> _TASK REQUIREMENTS_: Copy each line of the entries that contains the word "center".

+++++

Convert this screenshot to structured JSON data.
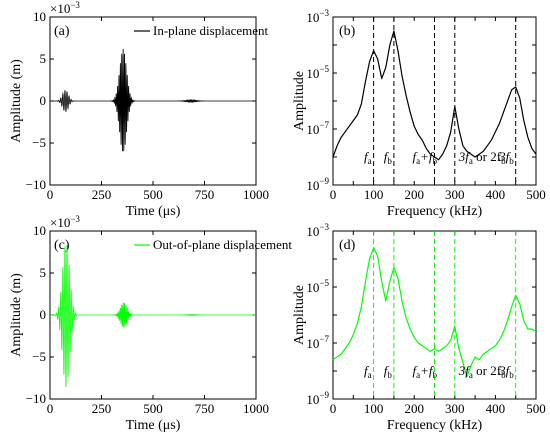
{
  "chart_data": [
    {
      "id": "a",
      "type": "line",
      "panel_label": "(a)",
      "legend": {
        "label": "In-plane displacement",
        "color": "#000000",
        "placement": "top-right"
      },
      "xlabel": "Time (μs)",
      "ylabel": "Amplitude (m)",
      "y_multiplier": "×10",
      "y_multiplier_exp": "−3",
      "xlim": [
        0,
        1000
      ],
      "ylim": [
        -10,
        10
      ],
      "xticks": [
        0,
        250,
        500,
        750,
        1000
      ],
      "yticks": [
        -10,
        -5,
        0,
        5,
        10
      ],
      "xtick_labels": [
        "0",
        "250",
        "500",
        "750",
        "1000"
      ],
      "ytick_labels": [
        "−10",
        "−5",
        "0",
        "5",
        "10"
      ],
      "series_color": "#000000",
      "packets": [
        {
          "center": 75,
          "width": 20,
          "amplitude": 1.3,
          "frequency_khz": 100
        },
        {
          "center": 355,
          "width": 24,
          "amplitude": 6.2,
          "frequency_khz": 150
        },
        {
          "center": 685,
          "width": 35,
          "amplitude": 0.15,
          "frequency_khz": 150
        }
      ]
    },
    {
      "id": "b",
      "type": "line",
      "scale": "log",
      "panel_label": "(b)",
      "xlabel": "Frequency (kHz)",
      "ylabel": "Amplitude",
      "xlim": [
        0,
        500
      ],
      "ylim_log10": [
        -9,
        -3
      ],
      "xticks": [
        0,
        50,
        100,
        150,
        200,
        250,
        300,
        350,
        400,
        450,
        500
      ],
      "xtick_labels": [
        "0",
        "50",
        "100",
        "150",
        "200",
        "250",
        "300",
        "350",
        "400",
        "450",
        "500"
      ],
      "ytick_exponents": [
        -9,
        -7,
        -5,
        -3
      ],
      "ytick_base": "10",
      "ytick_exp_labels": [
        "−9",
        "−7",
        "−5",
        "−3"
      ],
      "series_color": "#000000",
      "x": [
        0,
        10,
        20,
        30,
        40,
        50,
        60,
        70,
        80,
        90,
        100,
        110,
        120,
        130,
        140,
        150,
        160,
        170,
        180,
        190,
        200,
        210,
        220,
        230,
        240,
        250,
        260,
        270,
        280,
        290,
        300,
        310,
        320,
        330,
        340,
        350,
        360,
        370,
        380,
        390,
        400,
        410,
        420,
        430,
        440,
        450,
        460,
        470,
        480,
        490,
        500
      ],
      "y_log10": [
        -8.0,
        -7.6,
        -7.3,
        -7.1,
        -6.9,
        -6.7,
        -6.5,
        -6.1,
        -5.3,
        -4.6,
        -4.2,
        -4.5,
        -5.2,
        -4.8,
        -4.0,
        -3.5,
        -4.2,
        -5.1,
        -5.8,
        -6.4,
        -6.9,
        -7.2,
        -7.4,
        -7.7,
        -7.9,
        -8.0,
        -8.1,
        -7.9,
        -7.6,
        -7.1,
        -6.2,
        -7.0,
        -7.6,
        -7.8,
        -7.9,
        -8.0,
        -7.9,
        -7.8,
        -7.6,
        -7.4,
        -7.1,
        -6.8,
        -6.4,
        -6.0,
        -5.6,
        -5.5,
        -5.9,
        -6.7,
        -7.3,
        -7.7,
        -7.9
      ],
      "reference_lines": [
        {
          "x": 100,
          "label": "f",
          "sub": "a"
        },
        {
          "x": 150,
          "label": "f",
          "sub": "b"
        },
        {
          "x": 250,
          "label": "f",
          "sub": "a",
          "plus": "+f",
          "plus_sub": "b"
        },
        {
          "x": 300,
          "label": "3f",
          "sub": "a",
          "or": " or 2f",
          "or_sub": "b"
        },
        {
          "x": 450,
          "label": "3f",
          "sub": "b"
        }
      ]
    },
    {
      "id": "c",
      "type": "line",
      "panel_label": "(c)",
      "legend": {
        "label": "Out-of-plane displacement",
        "color": "#00ff00",
        "placement": "top-right"
      },
      "xlabel": "Time (μs)",
      "ylabel": "Amplitude (m)",
      "y_multiplier": "×10",
      "y_multiplier_exp": "−3",
      "xlim": [
        0,
        1000
      ],
      "ylim": [
        -10,
        10
      ],
      "xticks": [
        0,
        250,
        500,
        750,
        1000
      ],
      "yticks": [
        -10,
        -5,
        0,
        5,
        10
      ],
      "xtick_labels": [
        "0",
        "250",
        "500",
        "750",
        "1000"
      ],
      "ytick_labels": [
        "−10",
        "−5",
        "0",
        "5",
        "10"
      ],
      "series_color": "#00ff00",
      "packets": [
        {
          "center": 78,
          "width": 24,
          "amplitude": 8.6,
          "frequency_khz": 100
        },
        {
          "center": 358,
          "width": 22,
          "amplitude": 1.5,
          "frequency_khz": 150
        },
        {
          "center": 690,
          "width": 35,
          "amplitude": 0.06,
          "frequency_khz": 150
        }
      ]
    },
    {
      "id": "d",
      "type": "line",
      "scale": "log",
      "panel_label": "(d)",
      "xlabel": "Frequency (kHz)",
      "ylabel": "Amplitude",
      "xlim": [
        0,
        500
      ],
      "ylim_log10": [
        -9,
        -3
      ],
      "xticks": [
        0,
        50,
        100,
        150,
        200,
        250,
        300,
        350,
        400,
        450,
        500
      ],
      "xtick_labels": [
        "0",
        "50",
        "100",
        "150",
        "200",
        "250",
        "300",
        "350",
        "400",
        "450",
        "500"
      ],
      "ytick_exponents": [
        -9,
        -7,
        -5,
        -3
      ],
      "ytick_base": "10",
      "ytick_exp_labels": [
        "−9",
        "−7",
        "−5",
        "−3"
      ],
      "series_color": "#00ff00",
      "x": [
        0,
        10,
        20,
        30,
        40,
        50,
        60,
        70,
        80,
        90,
        100,
        110,
        120,
        130,
        140,
        150,
        160,
        170,
        180,
        190,
        200,
        210,
        220,
        230,
        240,
        250,
        260,
        270,
        280,
        290,
        300,
        310,
        320,
        330,
        340,
        350,
        360,
        370,
        380,
        390,
        400,
        410,
        420,
        430,
        440,
        450,
        460,
        470,
        480,
        490,
        500
      ],
      "y_log10": [
        -7.6,
        -7.5,
        -7.4,
        -7.2,
        -7.0,
        -6.7,
        -6.3,
        -5.7,
        -4.8,
        -4.0,
        -3.6,
        -3.9,
        -4.8,
        -5.5,
        -4.8,
        -4.3,
        -4.7,
        -5.5,
        -6.1,
        -6.5,
        -6.8,
        -7.0,
        -7.1,
        -7.2,
        -7.3,
        -7.2,
        -7.3,
        -7.2,
        -7.1,
        -6.9,
        -6.4,
        -7.2,
        -7.7,
        -8.2,
        -7.8,
        -7.5,
        -7.6,
        -7.4,
        -7.3,
        -7.2,
        -7.1,
        -6.9,
        -6.6,
        -6.2,
        -5.7,
        -5.3,
        -5.6,
        -6.2,
        -6.5,
        -6.5,
        -6.6
      ],
      "reference_lines": [
        {
          "x": 100,
          "label": "f",
          "sub": "a"
        },
        {
          "x": 150,
          "label": "f",
          "sub": "b"
        },
        {
          "x": 250,
          "label": "f",
          "sub": "a",
          "plus": "+f",
          "plus_sub": "b"
        },
        {
          "x": 300,
          "label": "3f",
          "sub": "a",
          "or": " or 2f",
          "or_sub": "b"
        },
        {
          "x": 450,
          "label": "3f",
          "sub": "b"
        }
      ]
    }
  ]
}
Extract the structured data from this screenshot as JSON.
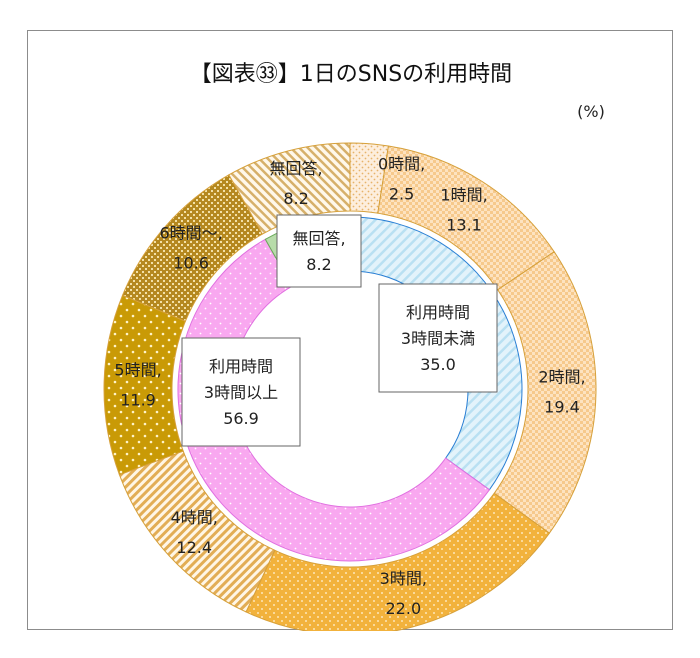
{
  "chart_data": {
    "type": "pie",
    "subtype": "doughnut",
    "title": "【図表㉝】1日のSNSの利用時間",
    "unit": "(%)",
    "outer_ring": [
      {
        "label": "0時間,",
        "value": 2.5,
        "value_text": "2.5",
        "color": "#fbe6cc"
      },
      {
        "label": "1時間,",
        "value": 13.1,
        "value_text": "13.1",
        "color": "#fbe2c2"
      },
      {
        "label": "2時間,",
        "value": 19.4,
        "value_text": "19.4",
        "color": "#f5c98a"
      },
      {
        "label": "3時間,",
        "value": 22.0,
        "value_text": "22.0",
        "color": "#f0b84a"
      },
      {
        "label": "4時間,",
        "value": 12.4,
        "value_text": "12.4",
        "color": "#e6b45a"
      },
      {
        "label": "5時間,",
        "value": 11.9,
        "value_text": "11.9",
        "color": "#c9980a"
      },
      {
        "label": "6時間～,",
        "value": 10.6,
        "value_text": "10.6",
        "color": "#b98a1a"
      },
      {
        "label": "無回答,",
        "value": 8.2,
        "value_text": "8.2",
        "color": "#d9b870"
      }
    ],
    "inner_ring": [
      {
        "label_lines": [
          "利用時間",
          "3時間未満"
        ],
        "value": 35.0,
        "value_text": "35.0",
        "color": "#cfeaf7"
      },
      {
        "label_lines": [
          "利用時間",
          "3時間以上"
        ],
        "value": 56.9,
        "value_text": "56.9",
        "color": "#f9aef2"
      },
      {
        "label_lines": [
          "無回答,"
        ],
        "value": 8.2,
        "value_text": "8.2",
        "color": "#b8dcaa"
      }
    ]
  }
}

+++++

> _SOLUTION_:
          "center": 75,
          "center": 355,
          "center": 685,
          "center": 78,
          "center": 358,
          "center": 690,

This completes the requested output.